**Items from a dataset:**
◇ ◇ ◇ ◇ ◇
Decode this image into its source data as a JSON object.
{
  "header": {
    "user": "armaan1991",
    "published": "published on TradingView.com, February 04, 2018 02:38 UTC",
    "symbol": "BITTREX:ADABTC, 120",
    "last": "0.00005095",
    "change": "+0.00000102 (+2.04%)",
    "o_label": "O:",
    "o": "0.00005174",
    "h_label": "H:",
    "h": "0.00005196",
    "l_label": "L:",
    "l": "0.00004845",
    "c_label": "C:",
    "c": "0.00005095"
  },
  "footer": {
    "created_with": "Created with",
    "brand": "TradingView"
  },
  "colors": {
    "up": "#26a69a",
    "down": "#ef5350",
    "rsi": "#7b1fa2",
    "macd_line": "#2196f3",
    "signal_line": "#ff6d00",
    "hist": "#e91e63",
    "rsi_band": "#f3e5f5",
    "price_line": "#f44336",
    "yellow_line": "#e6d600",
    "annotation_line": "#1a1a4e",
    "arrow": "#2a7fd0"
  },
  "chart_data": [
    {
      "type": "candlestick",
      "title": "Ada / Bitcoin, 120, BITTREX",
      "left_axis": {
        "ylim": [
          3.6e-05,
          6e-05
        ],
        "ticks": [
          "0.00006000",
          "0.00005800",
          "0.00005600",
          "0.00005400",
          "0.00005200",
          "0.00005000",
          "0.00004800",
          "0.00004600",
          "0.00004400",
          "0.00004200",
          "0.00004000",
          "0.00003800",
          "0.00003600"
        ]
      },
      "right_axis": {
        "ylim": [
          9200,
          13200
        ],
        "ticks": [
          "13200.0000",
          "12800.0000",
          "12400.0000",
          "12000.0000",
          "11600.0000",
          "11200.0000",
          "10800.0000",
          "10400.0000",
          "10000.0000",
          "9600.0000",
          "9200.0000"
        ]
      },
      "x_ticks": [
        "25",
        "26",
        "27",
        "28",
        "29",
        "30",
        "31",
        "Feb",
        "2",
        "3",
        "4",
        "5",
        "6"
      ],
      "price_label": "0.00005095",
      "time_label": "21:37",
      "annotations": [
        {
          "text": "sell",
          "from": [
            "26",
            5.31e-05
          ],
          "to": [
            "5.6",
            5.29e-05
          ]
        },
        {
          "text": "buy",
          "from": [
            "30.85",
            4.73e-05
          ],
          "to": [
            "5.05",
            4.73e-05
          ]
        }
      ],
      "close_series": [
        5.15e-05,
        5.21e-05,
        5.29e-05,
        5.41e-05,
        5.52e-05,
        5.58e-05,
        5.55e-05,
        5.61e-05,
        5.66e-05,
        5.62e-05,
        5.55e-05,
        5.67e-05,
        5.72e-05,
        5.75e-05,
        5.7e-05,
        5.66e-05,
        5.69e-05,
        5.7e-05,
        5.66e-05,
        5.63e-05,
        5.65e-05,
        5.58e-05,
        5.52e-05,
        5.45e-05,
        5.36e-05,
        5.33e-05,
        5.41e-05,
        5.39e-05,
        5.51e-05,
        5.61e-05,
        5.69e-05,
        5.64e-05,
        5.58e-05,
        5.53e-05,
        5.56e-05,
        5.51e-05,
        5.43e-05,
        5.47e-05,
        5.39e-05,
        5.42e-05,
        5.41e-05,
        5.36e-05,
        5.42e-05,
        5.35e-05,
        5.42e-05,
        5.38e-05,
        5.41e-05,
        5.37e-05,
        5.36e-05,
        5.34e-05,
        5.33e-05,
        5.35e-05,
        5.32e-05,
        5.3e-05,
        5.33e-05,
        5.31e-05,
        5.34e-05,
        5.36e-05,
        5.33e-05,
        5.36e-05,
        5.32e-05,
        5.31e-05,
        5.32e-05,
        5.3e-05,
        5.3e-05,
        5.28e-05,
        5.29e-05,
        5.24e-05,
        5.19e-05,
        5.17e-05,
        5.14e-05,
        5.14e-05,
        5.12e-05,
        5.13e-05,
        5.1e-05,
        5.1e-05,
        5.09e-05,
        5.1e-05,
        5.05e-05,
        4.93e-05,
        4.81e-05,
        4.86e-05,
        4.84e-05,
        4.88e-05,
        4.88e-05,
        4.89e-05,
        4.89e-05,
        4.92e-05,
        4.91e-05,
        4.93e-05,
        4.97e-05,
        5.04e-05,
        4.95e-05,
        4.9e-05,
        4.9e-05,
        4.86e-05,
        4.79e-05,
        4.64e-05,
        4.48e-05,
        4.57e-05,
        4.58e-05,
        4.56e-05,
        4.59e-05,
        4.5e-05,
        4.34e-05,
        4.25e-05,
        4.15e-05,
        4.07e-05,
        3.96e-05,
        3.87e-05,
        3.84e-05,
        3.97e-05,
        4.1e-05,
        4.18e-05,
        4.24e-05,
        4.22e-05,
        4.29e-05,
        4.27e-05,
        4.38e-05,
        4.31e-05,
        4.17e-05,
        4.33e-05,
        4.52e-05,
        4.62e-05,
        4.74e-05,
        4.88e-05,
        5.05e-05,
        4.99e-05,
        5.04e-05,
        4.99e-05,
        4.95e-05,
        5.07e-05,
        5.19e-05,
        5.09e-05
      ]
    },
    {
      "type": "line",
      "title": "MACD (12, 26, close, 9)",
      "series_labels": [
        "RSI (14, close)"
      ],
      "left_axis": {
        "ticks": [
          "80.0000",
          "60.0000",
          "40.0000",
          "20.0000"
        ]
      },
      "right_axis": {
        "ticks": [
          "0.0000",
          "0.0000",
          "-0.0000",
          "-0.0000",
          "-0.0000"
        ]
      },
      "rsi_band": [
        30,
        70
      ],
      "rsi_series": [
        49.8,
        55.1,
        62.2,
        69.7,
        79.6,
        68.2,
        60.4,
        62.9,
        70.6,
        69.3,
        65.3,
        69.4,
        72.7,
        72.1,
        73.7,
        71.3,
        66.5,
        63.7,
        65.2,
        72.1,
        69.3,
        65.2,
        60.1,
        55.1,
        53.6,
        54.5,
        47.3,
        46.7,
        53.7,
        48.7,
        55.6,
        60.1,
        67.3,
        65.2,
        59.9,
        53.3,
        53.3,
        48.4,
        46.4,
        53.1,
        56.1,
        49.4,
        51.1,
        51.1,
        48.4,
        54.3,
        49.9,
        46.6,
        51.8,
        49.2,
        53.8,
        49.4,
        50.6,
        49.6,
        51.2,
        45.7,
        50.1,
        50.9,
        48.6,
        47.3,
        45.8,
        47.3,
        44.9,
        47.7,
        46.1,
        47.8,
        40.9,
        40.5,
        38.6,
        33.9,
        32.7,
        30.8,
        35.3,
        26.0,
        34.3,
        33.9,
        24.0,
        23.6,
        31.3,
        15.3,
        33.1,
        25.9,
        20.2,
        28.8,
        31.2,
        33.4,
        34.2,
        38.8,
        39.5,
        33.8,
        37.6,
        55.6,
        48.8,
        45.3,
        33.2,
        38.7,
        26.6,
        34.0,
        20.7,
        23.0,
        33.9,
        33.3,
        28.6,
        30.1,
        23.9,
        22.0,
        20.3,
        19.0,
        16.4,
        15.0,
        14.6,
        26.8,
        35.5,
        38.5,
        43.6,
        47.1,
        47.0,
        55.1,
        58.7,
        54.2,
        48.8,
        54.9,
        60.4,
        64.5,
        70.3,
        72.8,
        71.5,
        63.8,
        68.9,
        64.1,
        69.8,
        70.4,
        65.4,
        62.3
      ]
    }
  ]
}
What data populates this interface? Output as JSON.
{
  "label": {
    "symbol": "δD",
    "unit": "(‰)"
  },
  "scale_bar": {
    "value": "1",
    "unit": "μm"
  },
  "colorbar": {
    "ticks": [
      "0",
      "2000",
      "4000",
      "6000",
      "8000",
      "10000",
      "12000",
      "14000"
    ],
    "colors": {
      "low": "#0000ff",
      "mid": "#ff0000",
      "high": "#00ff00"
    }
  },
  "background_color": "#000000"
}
◇ ◇ ◇ ◇ ◇
**What needs to be done:** Copy out the material above in its entirety. Every detail must match.

**Solved problem:**
Decode this image into its source data as a JSON object.
{
  "header": {
    "user": "armaan1991",
    "published": "published on TradingView.com, February 04, 2018 02:38 UTC",
    "symbol": "BITTREX:ADABTC, 120",
    "last": "0.00005095",
    "change": "+0.00000102 (+2.04%)",
    "o_label": "O:",
    "o": "0.00005174",
    "h_label": "H:",
    "h": "0.00005196",
    "l_label": "L:",
    "l": "0.00004845",
    "c_label": "C:",
    "c": "0.00005095"
  },
  "footer": {
    "created_with": "Created with",
    "brand": "TradingView"
  },
  "colors": {
    "up": "#26a69a",
    "down": "#ef5350",
    "rsi": "#7b1fa2",
    "macd_line": "#2196f3",
    "signal_line": "#ff6d00",
    "hist": "#e91e63",
    "rsi_band": "#f3e5f5",
    "price_line": "#f44336",
    "yellow_line": "#e6d600",
    "annotation_line": "#1a1a4e",
    "arrow": "#2a7fd0"
  },
  "chart_data": [
    {
      "type": "candlestick",
      "title": "Ada / Bitcoin, 120, BITTREX",
      "left_axis": {
        "ylim": [
          3.6e-05,
          6e-05
        ],
        "ticks": [
          "0.00006000",
          "0.00005800",
          "0.00005600",
          "0.00005400",
          "0.00005200",
          "0.00005000",
          "0.00004800",
          "0.00004600",
          "0.00004400",
          "0.00004200",
          "0.00004000",
          "0.00003800",
          "0.00003600"
        ]
      },
      "right_axis": {
        "ylim": [
          9200,
          13200
        ],
        "ticks": [
          "13200.0000",
          "12800.0000",
          "12400.0000",
          "12000.0000",
          "11600.0000",
          "11200.0000",
          "10800.0000",
          "10400.0000",
          "10000.0000",
          "9600.0000",
          "9200.0000"
        ]
      },
      "x_ticks": [
        "25",
        "26",
        "27",
        "28",
        "29",
        "30",
        "31",
        "Feb",
        "2",
        "3",
        "4",
        "5",
        "6"
      ],
      "price_label": "0.00005095",
      "time_label": "21:37",
      "annotations": [
        {
          "text": "sell",
          "from": [
            "26",
            5.31e-05
          ],
          "to": [
            "5.6",
            5.29e-05
          ]
        },
        {
          "text": "buy",
          "from": [
            "30.85",
            4.73e-05
          ],
          "to": [
            "5.05",
            4.73e-05
          ]
        }
      ],
      "close_series": [
        5.15e-05,
        5.21e-05,
        5.29e-05,
        5.41e-05,
        5.52e-05,
        5.58e-05,
        5.55e-05,
        5.61e-05,
        5.66e-05,
        5.62e-05,
        5.55e-05,
        5.67e-05,
        5.72e-05,
        5.75e-05,
        5.7e-05,
        5.66e-05,
        5.69e-05,
        5.7e-05,
        5.66e-05,
        5.63e-05,
        5.65e-05,
        5.58e-05,
        5.52e-05,
        5.45e-05,
        5.36e-05,
        5.33e-05,
        5.41e-05,
        5.39e-05,
        5.51e-05,
        5.61e-05,
        5.69e-05,
        5.64e-05,
        5.58e-05,
        5.53e-05,
        5.56e-05,
        5.51e-05,
        5.43e-05,
        5.47e-05,
        5.39e-05,
        5.42e-05,
        5.41e-05,
        5.36e-05,
        5.42e-05,
        5.35e-05,
        5.42e-05,
        5.38e-05,
        5.41e-05,
        5.37e-05,
        5.36e-05,
        5.34e-05,
        5.33e-05,
        5.35e-05,
        5.32e-05,
        5.3e-05,
        5.33e-05,
        5.31e-05,
        5.34e-05,
        5.36e-05,
        5.33e-05,
        5.36e-05,
        5.32e-05,
        5.31e-05,
        5.32e-05,
        5.3e-05,
        5.3e-05,
        5.28e-05,
        5.29e-05,
        5.24e-05,
        5.19e-05,
        5.17e-05,
        5.14e-05,
        5.14e-05,
        5.12e-05,
        5.13e-05,
        5.1e-05,
        5.1e-05,
        5.09e-05,
        5.1e-05,
        5.05e-05,
        4.93e-05,
        4.81e-05,
        4.86e-05,
        4.84e-05,
        4.88e-05,
        4.88e-05,
        4.89e-05,
        4.89e-05,
        4.92e-05,
        4.91e-05,
        4.93e-05,
        4.97e-05,
        5.04e-05,
        4.95e-05,
        4.9e-05,
        4.9e-05,
        4.86e-05,
        4.79e-05,
        4.64e-05,
        4.48e-05,
        4.57e-05,
        4.58e-05,
        4.56e-05,
        4.59e-05,
        4.5e-05,
        4.34e-05,
        4.25e-05,
        4.15e-05,
        4.07e-05,
        3.96e-05,
        3.87e-05,
        3.84e-05,
        3.97e-05,
        4.1e-05,
        4.18e-05,
        4.24e-05,
        4.22e-05,
        4.29e-05,
        4.27e-05,
        4.38e-05,
        4.31e-05,
        4.17e-05,
        4.33e-05,
        4.52e-05,
        4.62e-05,
        4.74e-05,
        4.88e-05,
        5.05e-05,
        4.99e-05,
        5.04e-05,
        4.99e-05,
        4.95e-05,
        5.07e-05,
        5.19e-05,
        5.09e-05
      ]
    },
    {
      "type": "line",
      "title": "MACD (12, 26, close, 9)",
      "series_labels": [
        "RSI (14, close)"
      ],
      "left_axis": {
        "ticks": [
          "80.0000",
          "60.0000",
          "40.0000",
          "20.0000"
        ]
      },
      "right_axis": {
        "ticks": [
          "0.0000",
          "0.0000",
          "-0.0000",
          "-0.0000",
          "-0.0000"
        ]
      },
      "rsi_band": [
        30,
        70
      ],
      "rsi_series": [
        49.8,
        55.1,
        62.2,
        69.7,
        79.6,
        68.2,
        60.4,
        62.9,
        70.6,
        69.3,
        65.3,
        69.4,
        72.7,
        72.1,
        73.7,
        71.3,
        66.5,
        63.7,
        65.2,
        72.1,
        69.3,
        65.2,
        60.1,
        55.1,
        53.6,
        54.5,
        47.3,
        46.7,
        53.7,
        48.7,
        55.6,
        60.1,
        67.3,
        65.2,
        59.9,
        53.3,
        53.3,
        48.4,
        46.4,
        53.1,
        56.1,
        49.4,
        51.1,
        51.1,
        48.4,
        54.3,
        49.9,
        46.6,
        51.8,
        49.2,
        53.8,
        49.4,
        50.6,
        49.6,
        51.2,
        45.7,
        50.1,
        50.9,
        48.6,
        47.3,
        45.8,
        47.3,
        44.9,
        47.7,
        46.1,
        47.8,
        40.9,
        40.5,
        38.6,
        33.9,
        32.7,
        30.8,
        35.3,
        26.0,
        34.3,
        33.9,
        24.0,
        23.6,
        31.3,
        15.3,
        33.1,
        25.9,
        20.2,
        28.8,
        31.2,
        33.4,
        34.2,
        38.8,
        39.5,
        33.8,
        37.6,
        55.6,
        48.8,
        45.3,
        33.2,
        38.7,
        26.6,
        34.0,
        20.7,
        23.0,
        33.9,
        33.3,
        28.6,
        30.1,
        23.9,
        22.0,
        20.3,
        19.0,
        16.4,
        15.0,
        14.6,
        26.8,
        35.5,
        38.5,
        43.6,
        47.1,
        47.0,
        55.1,
        58.7,
        54.2,
        48.8,
        54.9,
        60.4,
        64.5,
        70.3,
        72.8,
        71.5,
        63.8,
        68.9,
        64.1,
        69.8,
        70.4,
        65.4,
        62.3
      ]
    }
  ]
}
What data populates this interface? Output as JSON.
{
  "label": {
    "symbol": "δD",
    "unit": "(‰)"
  },
  "scale_bar": {
    "value": "1",
    "unit": "μm"
  },
  "colorbar": {
    "ticks": [
      "0",
      "2000",
      "4000",
      "6000",
      "8000",
      "10000",
      "12000",
      "14000"
    ],
    "colors": {
      "low": "#0000ff",
      "mid": "#ff0000",
      "high": "#00ff00"
    }
  },
  "background_color": "#000000"
}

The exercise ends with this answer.